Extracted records
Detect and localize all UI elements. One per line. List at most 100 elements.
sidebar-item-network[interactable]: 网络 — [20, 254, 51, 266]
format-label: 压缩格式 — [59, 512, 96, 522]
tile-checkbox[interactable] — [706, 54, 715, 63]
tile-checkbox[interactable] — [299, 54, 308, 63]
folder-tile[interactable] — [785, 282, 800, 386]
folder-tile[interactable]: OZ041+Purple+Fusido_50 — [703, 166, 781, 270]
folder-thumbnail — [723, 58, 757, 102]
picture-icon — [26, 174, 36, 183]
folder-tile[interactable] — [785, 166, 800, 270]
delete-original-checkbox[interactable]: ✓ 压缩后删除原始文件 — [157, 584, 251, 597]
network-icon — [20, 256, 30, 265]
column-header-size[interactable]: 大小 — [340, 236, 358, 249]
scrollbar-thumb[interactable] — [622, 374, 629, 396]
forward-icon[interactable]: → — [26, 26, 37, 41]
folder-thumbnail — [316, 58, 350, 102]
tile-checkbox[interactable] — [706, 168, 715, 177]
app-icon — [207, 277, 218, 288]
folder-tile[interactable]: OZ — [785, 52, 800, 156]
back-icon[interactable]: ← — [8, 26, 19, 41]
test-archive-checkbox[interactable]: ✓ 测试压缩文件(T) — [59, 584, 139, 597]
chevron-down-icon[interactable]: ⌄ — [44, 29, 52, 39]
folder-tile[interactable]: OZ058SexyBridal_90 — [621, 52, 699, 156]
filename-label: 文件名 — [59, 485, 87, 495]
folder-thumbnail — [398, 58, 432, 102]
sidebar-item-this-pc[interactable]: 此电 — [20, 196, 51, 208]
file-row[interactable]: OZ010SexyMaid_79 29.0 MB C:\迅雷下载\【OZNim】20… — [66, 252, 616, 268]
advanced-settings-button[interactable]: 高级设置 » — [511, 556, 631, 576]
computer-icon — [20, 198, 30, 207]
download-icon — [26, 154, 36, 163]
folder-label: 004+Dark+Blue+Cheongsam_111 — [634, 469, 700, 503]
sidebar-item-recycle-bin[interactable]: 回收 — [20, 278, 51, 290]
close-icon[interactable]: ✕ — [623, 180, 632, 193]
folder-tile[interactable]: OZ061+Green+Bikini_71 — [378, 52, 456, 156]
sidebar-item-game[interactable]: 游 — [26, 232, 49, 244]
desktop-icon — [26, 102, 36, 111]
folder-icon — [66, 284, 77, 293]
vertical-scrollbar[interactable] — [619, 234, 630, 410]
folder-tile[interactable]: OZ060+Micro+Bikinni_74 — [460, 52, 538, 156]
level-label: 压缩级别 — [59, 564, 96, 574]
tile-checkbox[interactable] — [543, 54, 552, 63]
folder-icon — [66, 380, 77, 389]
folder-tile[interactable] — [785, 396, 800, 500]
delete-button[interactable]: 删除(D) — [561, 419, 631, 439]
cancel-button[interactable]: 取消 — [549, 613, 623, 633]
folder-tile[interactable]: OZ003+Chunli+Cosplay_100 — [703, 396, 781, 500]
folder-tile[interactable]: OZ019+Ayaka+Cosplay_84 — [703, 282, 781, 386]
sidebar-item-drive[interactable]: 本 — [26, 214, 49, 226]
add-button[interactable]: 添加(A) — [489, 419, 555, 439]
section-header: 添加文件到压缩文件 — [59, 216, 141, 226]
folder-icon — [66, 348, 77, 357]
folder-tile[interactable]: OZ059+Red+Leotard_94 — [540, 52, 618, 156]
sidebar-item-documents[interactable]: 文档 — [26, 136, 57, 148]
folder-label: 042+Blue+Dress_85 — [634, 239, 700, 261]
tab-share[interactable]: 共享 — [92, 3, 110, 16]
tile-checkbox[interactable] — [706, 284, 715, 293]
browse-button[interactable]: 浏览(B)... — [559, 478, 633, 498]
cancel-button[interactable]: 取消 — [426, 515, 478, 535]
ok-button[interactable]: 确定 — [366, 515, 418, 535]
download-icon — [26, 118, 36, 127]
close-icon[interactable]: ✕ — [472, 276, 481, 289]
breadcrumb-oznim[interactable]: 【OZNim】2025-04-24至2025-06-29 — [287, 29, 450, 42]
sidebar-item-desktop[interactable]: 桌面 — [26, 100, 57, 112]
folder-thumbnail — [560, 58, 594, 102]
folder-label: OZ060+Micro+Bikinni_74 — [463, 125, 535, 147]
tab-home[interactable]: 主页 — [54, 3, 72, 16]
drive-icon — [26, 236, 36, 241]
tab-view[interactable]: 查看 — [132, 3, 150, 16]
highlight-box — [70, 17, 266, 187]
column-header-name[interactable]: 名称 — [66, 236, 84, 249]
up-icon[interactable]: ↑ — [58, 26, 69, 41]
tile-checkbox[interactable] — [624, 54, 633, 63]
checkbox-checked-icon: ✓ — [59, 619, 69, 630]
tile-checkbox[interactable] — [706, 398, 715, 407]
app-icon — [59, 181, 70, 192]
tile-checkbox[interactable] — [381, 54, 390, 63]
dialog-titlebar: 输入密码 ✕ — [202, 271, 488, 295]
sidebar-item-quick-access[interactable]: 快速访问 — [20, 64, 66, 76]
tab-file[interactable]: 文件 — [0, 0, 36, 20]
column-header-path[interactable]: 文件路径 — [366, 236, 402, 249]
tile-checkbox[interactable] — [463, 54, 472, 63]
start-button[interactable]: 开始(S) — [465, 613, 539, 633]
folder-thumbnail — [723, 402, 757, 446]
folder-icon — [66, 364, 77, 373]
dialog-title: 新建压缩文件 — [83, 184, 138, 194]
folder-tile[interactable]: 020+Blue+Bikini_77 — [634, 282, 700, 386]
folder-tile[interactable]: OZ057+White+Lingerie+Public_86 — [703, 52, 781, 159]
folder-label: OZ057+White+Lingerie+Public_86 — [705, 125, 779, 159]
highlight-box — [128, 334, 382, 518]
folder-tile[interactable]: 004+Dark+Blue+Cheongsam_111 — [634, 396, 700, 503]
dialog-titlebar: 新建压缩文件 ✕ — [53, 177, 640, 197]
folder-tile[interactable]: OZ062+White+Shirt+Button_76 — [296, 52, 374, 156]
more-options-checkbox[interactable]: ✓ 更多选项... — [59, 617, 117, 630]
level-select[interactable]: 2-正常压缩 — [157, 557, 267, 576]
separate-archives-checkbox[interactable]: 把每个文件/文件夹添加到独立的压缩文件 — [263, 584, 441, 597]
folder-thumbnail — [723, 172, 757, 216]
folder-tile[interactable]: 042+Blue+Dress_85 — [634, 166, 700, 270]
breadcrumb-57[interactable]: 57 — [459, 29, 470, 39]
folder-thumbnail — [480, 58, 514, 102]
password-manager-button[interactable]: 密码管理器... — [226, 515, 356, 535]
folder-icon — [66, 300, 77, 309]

→ WHAT THE TASK ASKS
Transcribe every item above, reproducing each line without alteration.

→ SOLUTION
Detect and localize all UI elements. One per line. List at most 100 elements.
sidebar-item-network[interactable]: 网络 — [20, 254, 51, 266]
format-label: 压缩格式 — [59, 512, 96, 522]
tile-checkbox[interactable] — [706, 54, 715, 63]
tile-checkbox[interactable] — [299, 54, 308, 63]
folder-tile[interactable] — [785, 282, 800, 386]
folder-tile[interactable]: OZ041+Purple+Fusido_50 — [703, 166, 781, 270]
folder-thumbnail — [723, 58, 757, 102]
picture-icon — [26, 174, 36, 183]
folder-tile[interactable] — [785, 166, 800, 270]
delete-original-checkbox[interactable]: ✓ 压缩后删除原始文件 — [157, 584, 251, 597]
network-icon — [20, 256, 30, 265]
column-header-size[interactable]: 大小 — [340, 236, 358, 249]
scrollbar-thumb[interactable] — [622, 374, 629, 396]
forward-icon[interactable]: → — [26, 26, 37, 41]
folder-thumbnail — [316, 58, 350, 102]
tile-checkbox[interactable] — [706, 168, 715, 177]
app-icon — [207, 277, 218, 288]
folder-tile[interactable]: OZ — [785, 52, 800, 156]
back-icon[interactable]: ← — [8, 26, 19, 41]
test-archive-checkbox[interactable]: ✓ 测试压缩文件(T) — [59, 584, 139, 597]
chevron-down-icon[interactable]: ⌄ — [44, 29, 52, 39]
folder-tile[interactable]: OZ058SexyBridal_90 — [621, 52, 699, 156]
filename-label: 文件名 — [59, 485, 87, 495]
folder-thumbnail — [398, 58, 432, 102]
sidebar-item-this-pc[interactable]: 此电 — [20, 196, 51, 208]
file-row[interactable]: OZ010SexyMaid_79 29.0 MB C:\迅雷下载\【OZNim】20… — [66, 252, 616, 268]
advanced-settings-button[interactable]: 高级设置 » — [511, 556, 631, 576]
computer-icon — [20, 198, 30, 207]
download-icon — [26, 154, 36, 163]
folder-label: 004+Dark+Blue+Cheongsam_111 — [634, 469, 700, 503]
sidebar-item-recycle-bin[interactable]: 回收 — [20, 278, 51, 290]
close-icon[interactable]: ✕ — [623, 180, 632, 193]
folder-tile[interactable]: OZ061+Green+Bikini_71 — [378, 52, 456, 156]
sidebar-item-game[interactable]: 游 — [26, 232, 49, 244]
desktop-icon — [26, 102, 36, 111]
folder-icon — [66, 284, 77, 293]
vertical-scrollbar[interactable] — [619, 234, 630, 410]
folder-tile[interactable]: OZ060+Micro+Bikinni_74 — [460, 52, 538, 156]
level-label: 压缩级别 — [59, 564, 96, 574]
tile-checkbox[interactable] — [543, 54, 552, 63]
folder-icon — [66, 380, 77, 389]
folder-tile[interactable] — [785, 396, 800, 500]
delete-button[interactable]: 删除(D) — [561, 419, 631, 439]
cancel-button[interactable]: 取消 — [549, 613, 623, 633]
folder-tile[interactable]: OZ003+Chunli+Cosplay_100 — [703, 396, 781, 500]
folder-tile[interactable]: OZ019+Ayaka+Cosplay_84 — [703, 282, 781, 386]
sidebar-item-drive[interactable]: 本 — [26, 214, 49, 226]
add-button[interactable]: 添加(A) — [489, 419, 555, 439]
section-header: 添加文件到压缩文件 — [59, 216, 141, 226]
folder-icon — [66, 348, 77, 357]
folder-tile[interactable]: OZ059+Red+Leotard_94 — [540, 52, 618, 156]
sidebar-item-documents[interactable]: 文档 — [26, 136, 57, 148]
folder-label: 042+Blue+Dress_85 — [634, 239, 700, 261]
tab-share[interactable]: 共享 — [92, 3, 110, 16]
tile-checkbox[interactable] — [706, 284, 715, 293]
browse-button[interactable]: 浏览(B)... — [559, 478, 633, 498]
cancel-button[interactable]: 取消 — [426, 515, 478, 535]
ok-button[interactable]: 确定 — [366, 515, 418, 535]
download-icon — [26, 118, 36, 127]
close-icon[interactable]: ✕ — [472, 276, 481, 289]
breadcrumb-oznim[interactable]: 【OZNim】2025-04-24至2025-06-29 — [287, 29, 450, 42]
sidebar-item-desktop[interactable]: 桌面 — [26, 100, 57, 112]
folder-thumbnail — [560, 58, 594, 102]
folder-label: OZ060+Micro+Bikinni_74 — [463, 125, 535, 147]
tab-home[interactable]: 主页 — [54, 3, 72, 16]
drive-icon — [26, 236, 36, 241]
tab-view[interactable]: 查看 — [132, 3, 150, 16]
highlight-box — [70, 17, 266, 187]
column-header-name[interactable]: 名称 — [66, 236, 84, 249]
up-icon[interactable]: ↑ — [58, 26, 69, 41]
tile-checkbox[interactable] — [624, 54, 633, 63]
checkbox-checked-icon: ✓ — [59, 619, 69, 630]
tile-checkbox[interactable] — [706, 398, 715, 407]
app-icon — [59, 181, 70, 192]
tile-checkbox[interactable] — [381, 54, 390, 63]
dialog-titlebar: 输入密码 ✕ — [202, 271, 488, 295]
sidebar-item-quick-access[interactable]: 快速访问 — [20, 64, 66, 76]
tab-file[interactable]: 文件 — [0, 0, 36, 20]
column-header-path[interactable]: 文件路径 — [366, 236, 402, 249]
tile-checkbox[interactable] — [463, 54, 472, 63]
start-button[interactable]: 开始(S) — [465, 613, 539, 633]
folder-thumbnail — [723, 402, 757, 446]
folder-icon — [66, 364, 77, 373]
dialog-title: 新建压缩文件 — [83, 184, 138, 194]
folder-tile[interactable]: 020+Blue+Bikini_77 — [634, 282, 700, 386]
folder-tile[interactable]: OZ057+White+Lingerie+Public_86 — [703, 52, 781, 159]
folder-label: OZ057+White+Lingerie+Public_86 — [705, 125, 779, 159]
highlight-box — [128, 334, 382, 518]
folder-tile[interactable]: 004+Dark+Blue+Cheongsam_111 — [634, 396, 700, 503]
dialog-titlebar: 新建压缩文件 ✕ — [53, 177, 640, 197]
folder-tile[interactable]: OZ062+White+Shirt+Button_76 — [296, 52, 374, 156]
more-options-checkbox[interactable]: ✓ 更多选项... — [59, 617, 117, 630]
level-select[interactable]: 2-正常压缩 — [157, 557, 267, 576]
separate-archives-checkbox[interactable]: 把每个文件/文件夹添加到独立的压缩文件 — [263, 584, 441, 597]
folder-thumbnail — [723, 172, 757, 216]
folder-tile[interactable]: 042+Blue+Dress_85 — [634, 166, 700, 270]
breadcrumb-57[interactable]: 57 — [459, 29, 470, 39]
folder-thumbnail — [480, 58, 514, 102]
password-manager-button[interactable]: 密码管理器... — [226, 515, 356, 535]
folder-icon — [66, 300, 77, 309]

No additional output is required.